= WHAT YOU SHOULD DO =
Retype all of the data. Every line must match exactly.

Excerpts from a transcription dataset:
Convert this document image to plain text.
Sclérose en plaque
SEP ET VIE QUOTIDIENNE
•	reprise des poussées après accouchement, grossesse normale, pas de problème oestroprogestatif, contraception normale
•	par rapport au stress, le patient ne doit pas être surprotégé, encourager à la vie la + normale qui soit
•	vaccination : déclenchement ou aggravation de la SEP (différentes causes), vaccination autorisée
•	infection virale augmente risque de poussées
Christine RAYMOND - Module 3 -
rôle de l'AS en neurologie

= TASK OUTPUT =
Convert this document image to plain text.
Sclérose en plaque
SEP ET VIE QUOTIDIENNE
•	reprise des poussées après accouchement, grossesse normale, pas de problème oestroprogestatif, contraception normale
•	par rapport au stress, le patient ne doit pas être surprotégé, encourager à la vie la + normale qui soit
•	vaccination : déclenchement ou aggravation de la SEP (différentes causes), vaccination autorisée
•	infection virale augmente risque de poussées
Christine RAYMOND - Module 3 -
rôle de l'AS en neurologie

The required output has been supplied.